# What to work on
The records below are to be repeated in full, exactly as they are.

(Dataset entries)
....

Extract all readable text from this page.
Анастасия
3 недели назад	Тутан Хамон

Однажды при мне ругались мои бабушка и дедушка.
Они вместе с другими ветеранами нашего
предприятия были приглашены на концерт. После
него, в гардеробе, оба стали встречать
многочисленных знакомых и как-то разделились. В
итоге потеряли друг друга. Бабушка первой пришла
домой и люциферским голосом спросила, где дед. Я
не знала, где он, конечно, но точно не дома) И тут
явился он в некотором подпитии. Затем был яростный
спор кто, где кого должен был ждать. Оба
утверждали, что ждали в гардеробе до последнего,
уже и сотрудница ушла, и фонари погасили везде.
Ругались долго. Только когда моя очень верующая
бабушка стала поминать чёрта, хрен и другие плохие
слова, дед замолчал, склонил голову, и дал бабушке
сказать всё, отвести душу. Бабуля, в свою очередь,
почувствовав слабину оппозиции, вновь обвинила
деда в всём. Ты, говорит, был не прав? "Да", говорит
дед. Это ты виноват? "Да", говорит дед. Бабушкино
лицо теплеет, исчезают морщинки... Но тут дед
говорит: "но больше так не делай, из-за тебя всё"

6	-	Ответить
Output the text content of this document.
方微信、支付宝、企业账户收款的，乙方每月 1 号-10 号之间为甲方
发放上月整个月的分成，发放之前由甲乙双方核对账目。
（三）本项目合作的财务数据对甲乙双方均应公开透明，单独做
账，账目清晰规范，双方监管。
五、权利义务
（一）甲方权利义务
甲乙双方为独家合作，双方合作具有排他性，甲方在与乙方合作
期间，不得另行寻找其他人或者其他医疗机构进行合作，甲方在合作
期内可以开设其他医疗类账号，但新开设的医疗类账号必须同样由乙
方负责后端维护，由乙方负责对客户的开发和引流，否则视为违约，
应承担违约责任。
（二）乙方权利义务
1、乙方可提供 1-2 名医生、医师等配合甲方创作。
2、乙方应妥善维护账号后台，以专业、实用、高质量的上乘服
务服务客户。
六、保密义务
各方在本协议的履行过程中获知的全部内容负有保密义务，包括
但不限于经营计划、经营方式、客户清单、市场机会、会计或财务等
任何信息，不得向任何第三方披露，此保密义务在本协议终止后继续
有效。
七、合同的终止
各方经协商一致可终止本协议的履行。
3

....

# Solution below
Extract all readable text from this page.
Анастасия
3 недели назад	Тутан Хамон

Однажды при мне ругались мои бабушка и дедушка.
Они вместе с другими ветеранами нашего
предприятия были приглашены на концерт. После
него, в гардеробе, оба стали встречать
многочисленных знакомых и как-то разделились. В
итоге потеряли друг друга. Бабушка первой пришла
домой и люциферским голосом спросила, где дед. Я
не знала, где он, конечно, но точно не дома) И тут
явился он в некотором подпитии. Затем был яростный
спор кто, где кого должен был ждать. Оба
утверждали, что ждали в гардеробе до последнего,
уже и сотрудница ушла, и фонари погасили везде.
Ругались долго. Только когда моя очень верующая
бабушка стала поминать чёрта, хрен и другие плохие
слова, дед замолчал, склонил голову, и дал бабушке
сказать всё, отвести душу. Бабуля, в свою очередь,
почувствовав слабину оппозиции, вновь обвинила
деда в всём. Ты, говорит, был не прав? "Да", говорит
дед. Это ты виноват? "Да", говорит дед. Бабушкино
лицо теплеет, исчезают морщинки... Но тут дед
говорит: "но больше так не делай, из-за тебя всё"

6	-	Ответить
Output the text content of this document.
方微信、支付宝、企业账户收款的，乙方每月 1 号-10 号之间为甲方
发放上月整个月的分成，发放之前由甲乙双方核对账目。
（三）本项目合作的财务数据对甲乙双方均应公开透明，单独做
账，账目清晰规范，双方监管。
五、权利义务
（一）甲方权利义务
甲乙双方为独家合作，双方合作具有排他性，甲方在与乙方合作
期间，不得另行寻找其他人或者其他医疗机构进行合作，甲方在合作
期内可以开设其他医疗类账号，但新开设的医疗类账号必须同样由乙
方负责后端维护，由乙方负责对客户的开发和引流，否则视为违约，
应承担违约责任。
（二）乙方权利义务
1、乙方可提供 1-2 名医生、医师等配合甲方创作。
2、乙方应妥善维护账号后台，以专业、实用、高质量的上乘服
务服务客户。
六、保密义务
各方在本协议的履行过程中获知的全部内容负有保密义务，包括
但不限于经营计划、经营方式、客户清单、市场机会、会计或财务等
任何信息，不得向任何第三方披露，此保密义务在本协议终止后继续
有效。
七、合同的终止
各方经协商一致可终止本协议的履行。
3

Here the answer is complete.